• _DIRECTION_
Copy out each line of the data that holds the word "firmware".

• _LISTING_
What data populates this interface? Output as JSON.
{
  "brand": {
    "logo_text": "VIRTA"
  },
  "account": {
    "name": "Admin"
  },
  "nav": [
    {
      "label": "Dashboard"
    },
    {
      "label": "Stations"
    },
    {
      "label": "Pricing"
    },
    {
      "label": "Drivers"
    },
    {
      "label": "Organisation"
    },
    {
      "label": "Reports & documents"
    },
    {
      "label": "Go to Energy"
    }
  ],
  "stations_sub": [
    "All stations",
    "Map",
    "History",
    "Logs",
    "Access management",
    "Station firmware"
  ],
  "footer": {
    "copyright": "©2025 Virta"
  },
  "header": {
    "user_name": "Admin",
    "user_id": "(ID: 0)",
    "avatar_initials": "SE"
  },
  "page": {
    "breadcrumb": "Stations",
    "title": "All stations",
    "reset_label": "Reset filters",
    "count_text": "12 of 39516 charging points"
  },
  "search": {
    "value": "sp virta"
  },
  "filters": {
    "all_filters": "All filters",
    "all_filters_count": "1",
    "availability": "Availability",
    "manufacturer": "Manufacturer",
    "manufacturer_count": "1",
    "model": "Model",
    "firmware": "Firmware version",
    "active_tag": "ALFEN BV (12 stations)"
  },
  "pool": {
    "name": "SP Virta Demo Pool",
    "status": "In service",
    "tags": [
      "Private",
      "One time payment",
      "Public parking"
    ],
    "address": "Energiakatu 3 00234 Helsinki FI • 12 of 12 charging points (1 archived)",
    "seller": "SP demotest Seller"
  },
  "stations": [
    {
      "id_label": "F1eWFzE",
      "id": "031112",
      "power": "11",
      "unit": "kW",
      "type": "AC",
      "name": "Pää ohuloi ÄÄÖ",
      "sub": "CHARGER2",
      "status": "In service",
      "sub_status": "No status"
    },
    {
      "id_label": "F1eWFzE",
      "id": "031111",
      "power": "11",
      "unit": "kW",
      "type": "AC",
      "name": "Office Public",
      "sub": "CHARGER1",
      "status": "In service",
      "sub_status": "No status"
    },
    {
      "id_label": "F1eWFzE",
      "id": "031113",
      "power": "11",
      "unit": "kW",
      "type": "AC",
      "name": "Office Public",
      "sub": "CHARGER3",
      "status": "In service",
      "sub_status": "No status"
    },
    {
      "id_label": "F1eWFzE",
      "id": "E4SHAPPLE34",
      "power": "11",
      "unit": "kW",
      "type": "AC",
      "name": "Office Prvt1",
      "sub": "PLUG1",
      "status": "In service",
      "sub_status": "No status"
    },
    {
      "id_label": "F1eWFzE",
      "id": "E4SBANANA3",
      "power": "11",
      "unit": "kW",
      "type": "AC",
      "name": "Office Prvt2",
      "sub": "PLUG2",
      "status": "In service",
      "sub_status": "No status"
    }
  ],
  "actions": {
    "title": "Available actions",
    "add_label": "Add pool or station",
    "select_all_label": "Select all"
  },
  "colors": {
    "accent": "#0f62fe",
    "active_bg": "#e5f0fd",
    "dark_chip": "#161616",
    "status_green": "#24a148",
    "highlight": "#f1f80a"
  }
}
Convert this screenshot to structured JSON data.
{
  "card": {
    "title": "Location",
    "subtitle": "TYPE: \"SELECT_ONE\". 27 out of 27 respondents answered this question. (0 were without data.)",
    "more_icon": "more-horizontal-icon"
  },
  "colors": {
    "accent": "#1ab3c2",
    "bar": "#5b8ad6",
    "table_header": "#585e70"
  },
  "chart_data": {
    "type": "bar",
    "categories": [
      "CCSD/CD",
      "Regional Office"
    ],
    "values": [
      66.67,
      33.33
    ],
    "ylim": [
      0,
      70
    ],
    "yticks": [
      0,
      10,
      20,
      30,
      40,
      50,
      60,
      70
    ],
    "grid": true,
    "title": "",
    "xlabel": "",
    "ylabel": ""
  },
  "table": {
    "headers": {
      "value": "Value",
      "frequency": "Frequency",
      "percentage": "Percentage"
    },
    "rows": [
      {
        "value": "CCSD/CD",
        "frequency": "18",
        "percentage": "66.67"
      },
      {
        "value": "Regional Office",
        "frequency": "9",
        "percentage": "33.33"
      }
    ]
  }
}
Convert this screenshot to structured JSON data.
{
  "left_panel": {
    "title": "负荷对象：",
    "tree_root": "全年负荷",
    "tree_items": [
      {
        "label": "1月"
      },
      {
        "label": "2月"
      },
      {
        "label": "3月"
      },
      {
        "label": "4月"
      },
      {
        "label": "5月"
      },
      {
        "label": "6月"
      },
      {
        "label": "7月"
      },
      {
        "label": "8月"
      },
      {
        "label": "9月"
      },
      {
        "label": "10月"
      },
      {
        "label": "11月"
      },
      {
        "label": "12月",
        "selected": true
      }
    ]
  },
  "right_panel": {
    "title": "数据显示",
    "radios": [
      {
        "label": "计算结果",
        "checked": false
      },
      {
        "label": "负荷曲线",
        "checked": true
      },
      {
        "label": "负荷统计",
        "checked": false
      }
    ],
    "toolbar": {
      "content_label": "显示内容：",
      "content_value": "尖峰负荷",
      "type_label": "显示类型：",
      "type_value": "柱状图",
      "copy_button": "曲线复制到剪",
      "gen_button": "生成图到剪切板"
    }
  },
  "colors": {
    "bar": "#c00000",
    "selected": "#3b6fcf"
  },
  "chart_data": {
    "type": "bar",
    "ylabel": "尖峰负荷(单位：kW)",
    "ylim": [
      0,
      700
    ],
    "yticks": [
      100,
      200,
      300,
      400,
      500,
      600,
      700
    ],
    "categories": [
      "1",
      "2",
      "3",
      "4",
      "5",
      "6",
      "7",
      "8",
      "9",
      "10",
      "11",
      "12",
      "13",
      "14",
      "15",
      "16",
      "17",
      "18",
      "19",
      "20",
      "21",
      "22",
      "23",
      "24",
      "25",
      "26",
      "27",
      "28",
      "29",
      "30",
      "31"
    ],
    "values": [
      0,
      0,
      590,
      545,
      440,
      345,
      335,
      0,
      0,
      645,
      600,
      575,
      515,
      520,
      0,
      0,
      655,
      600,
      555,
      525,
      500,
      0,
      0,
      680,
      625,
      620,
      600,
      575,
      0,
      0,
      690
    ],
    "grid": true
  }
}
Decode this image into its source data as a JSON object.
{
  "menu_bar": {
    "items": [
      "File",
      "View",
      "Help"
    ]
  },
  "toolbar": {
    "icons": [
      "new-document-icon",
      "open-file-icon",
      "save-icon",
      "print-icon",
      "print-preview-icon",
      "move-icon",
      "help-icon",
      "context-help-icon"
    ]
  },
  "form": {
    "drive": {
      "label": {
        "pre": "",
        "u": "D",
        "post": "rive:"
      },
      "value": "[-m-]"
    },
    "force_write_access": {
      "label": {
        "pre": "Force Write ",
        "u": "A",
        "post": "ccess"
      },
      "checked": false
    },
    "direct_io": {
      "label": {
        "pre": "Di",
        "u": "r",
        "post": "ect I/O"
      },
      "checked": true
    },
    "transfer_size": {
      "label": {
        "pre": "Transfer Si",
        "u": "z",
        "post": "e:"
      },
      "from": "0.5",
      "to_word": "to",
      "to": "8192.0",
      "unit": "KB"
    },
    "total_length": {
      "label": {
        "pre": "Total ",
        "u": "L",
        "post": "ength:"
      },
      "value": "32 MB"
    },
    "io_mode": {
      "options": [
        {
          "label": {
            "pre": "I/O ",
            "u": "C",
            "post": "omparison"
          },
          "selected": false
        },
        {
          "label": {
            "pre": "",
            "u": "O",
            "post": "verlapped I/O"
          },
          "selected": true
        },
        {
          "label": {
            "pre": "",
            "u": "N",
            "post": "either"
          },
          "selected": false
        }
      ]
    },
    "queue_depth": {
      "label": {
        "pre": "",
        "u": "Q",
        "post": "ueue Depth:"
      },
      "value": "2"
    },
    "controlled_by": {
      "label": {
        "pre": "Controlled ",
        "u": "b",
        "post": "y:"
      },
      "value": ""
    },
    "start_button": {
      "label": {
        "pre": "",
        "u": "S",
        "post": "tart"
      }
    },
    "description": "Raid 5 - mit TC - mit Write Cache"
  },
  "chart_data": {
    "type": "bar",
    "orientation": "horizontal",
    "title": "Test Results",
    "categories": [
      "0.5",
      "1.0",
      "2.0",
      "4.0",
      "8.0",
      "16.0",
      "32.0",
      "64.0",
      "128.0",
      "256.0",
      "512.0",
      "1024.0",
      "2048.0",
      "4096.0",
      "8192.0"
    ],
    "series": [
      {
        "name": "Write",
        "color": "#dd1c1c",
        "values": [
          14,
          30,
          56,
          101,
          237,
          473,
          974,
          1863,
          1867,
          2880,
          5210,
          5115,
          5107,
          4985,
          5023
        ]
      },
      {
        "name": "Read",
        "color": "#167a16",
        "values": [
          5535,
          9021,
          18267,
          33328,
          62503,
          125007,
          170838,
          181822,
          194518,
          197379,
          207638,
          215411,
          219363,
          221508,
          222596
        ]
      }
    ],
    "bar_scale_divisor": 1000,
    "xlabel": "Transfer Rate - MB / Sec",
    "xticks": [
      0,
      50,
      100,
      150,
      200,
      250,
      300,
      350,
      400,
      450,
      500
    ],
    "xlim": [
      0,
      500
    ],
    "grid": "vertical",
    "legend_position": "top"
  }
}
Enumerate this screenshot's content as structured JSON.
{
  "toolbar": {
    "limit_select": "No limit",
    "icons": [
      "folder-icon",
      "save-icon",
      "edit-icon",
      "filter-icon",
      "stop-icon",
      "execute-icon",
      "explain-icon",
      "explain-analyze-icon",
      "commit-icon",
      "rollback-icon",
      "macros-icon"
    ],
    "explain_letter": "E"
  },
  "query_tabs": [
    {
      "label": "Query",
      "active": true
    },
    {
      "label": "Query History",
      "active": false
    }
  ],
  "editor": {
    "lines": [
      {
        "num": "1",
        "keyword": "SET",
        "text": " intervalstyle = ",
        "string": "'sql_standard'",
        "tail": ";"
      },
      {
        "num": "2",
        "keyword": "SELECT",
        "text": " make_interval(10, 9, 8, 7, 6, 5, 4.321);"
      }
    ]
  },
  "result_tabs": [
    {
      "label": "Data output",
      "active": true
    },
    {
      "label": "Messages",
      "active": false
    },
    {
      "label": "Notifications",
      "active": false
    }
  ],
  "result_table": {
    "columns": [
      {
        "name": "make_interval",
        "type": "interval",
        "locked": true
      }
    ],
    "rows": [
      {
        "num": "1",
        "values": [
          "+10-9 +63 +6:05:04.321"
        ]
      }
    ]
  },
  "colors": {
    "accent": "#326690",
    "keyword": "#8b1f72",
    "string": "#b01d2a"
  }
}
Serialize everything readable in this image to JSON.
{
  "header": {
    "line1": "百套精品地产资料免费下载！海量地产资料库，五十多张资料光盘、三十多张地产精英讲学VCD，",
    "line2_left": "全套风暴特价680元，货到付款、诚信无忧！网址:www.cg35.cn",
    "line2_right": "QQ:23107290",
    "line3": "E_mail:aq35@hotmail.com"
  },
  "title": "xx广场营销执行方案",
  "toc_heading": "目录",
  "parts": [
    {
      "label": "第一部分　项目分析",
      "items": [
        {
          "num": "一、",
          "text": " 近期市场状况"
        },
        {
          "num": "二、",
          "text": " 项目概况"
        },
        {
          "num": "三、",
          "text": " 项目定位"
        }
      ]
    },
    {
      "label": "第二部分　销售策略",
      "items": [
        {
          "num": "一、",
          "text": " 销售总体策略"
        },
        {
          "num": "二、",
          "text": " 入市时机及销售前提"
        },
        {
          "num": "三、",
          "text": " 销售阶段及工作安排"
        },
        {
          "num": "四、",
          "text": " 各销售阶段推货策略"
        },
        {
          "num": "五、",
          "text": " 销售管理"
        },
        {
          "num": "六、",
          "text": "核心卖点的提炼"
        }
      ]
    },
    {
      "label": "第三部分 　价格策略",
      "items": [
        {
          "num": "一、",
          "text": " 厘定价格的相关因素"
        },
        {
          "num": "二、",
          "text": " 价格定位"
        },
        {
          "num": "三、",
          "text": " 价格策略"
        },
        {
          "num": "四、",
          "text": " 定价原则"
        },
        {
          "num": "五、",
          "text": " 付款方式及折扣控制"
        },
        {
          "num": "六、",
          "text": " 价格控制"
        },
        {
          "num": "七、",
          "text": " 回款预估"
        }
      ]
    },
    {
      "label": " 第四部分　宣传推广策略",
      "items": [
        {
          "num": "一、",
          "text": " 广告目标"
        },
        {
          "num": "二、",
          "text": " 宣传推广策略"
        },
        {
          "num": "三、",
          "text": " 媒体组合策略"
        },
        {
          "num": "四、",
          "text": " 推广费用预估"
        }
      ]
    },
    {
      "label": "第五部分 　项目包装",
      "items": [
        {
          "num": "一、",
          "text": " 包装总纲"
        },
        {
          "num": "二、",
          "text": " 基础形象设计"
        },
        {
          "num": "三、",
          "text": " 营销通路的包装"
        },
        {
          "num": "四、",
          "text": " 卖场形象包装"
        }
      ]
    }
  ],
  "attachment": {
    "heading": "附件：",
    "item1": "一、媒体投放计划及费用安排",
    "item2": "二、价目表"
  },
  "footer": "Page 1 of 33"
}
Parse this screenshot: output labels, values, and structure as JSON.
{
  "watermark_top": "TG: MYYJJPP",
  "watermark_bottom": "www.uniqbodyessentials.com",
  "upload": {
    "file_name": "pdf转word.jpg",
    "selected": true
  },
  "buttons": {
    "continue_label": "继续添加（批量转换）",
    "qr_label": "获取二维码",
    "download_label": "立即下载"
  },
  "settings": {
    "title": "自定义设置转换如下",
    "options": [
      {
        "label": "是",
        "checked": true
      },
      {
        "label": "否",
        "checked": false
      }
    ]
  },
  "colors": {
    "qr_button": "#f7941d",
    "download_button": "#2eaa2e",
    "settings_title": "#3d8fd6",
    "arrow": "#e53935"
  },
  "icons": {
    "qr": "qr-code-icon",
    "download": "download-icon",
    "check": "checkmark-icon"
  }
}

• _WRITTEN SOLUTION_
    "Station firmware"
    "firmware": "Firmware version",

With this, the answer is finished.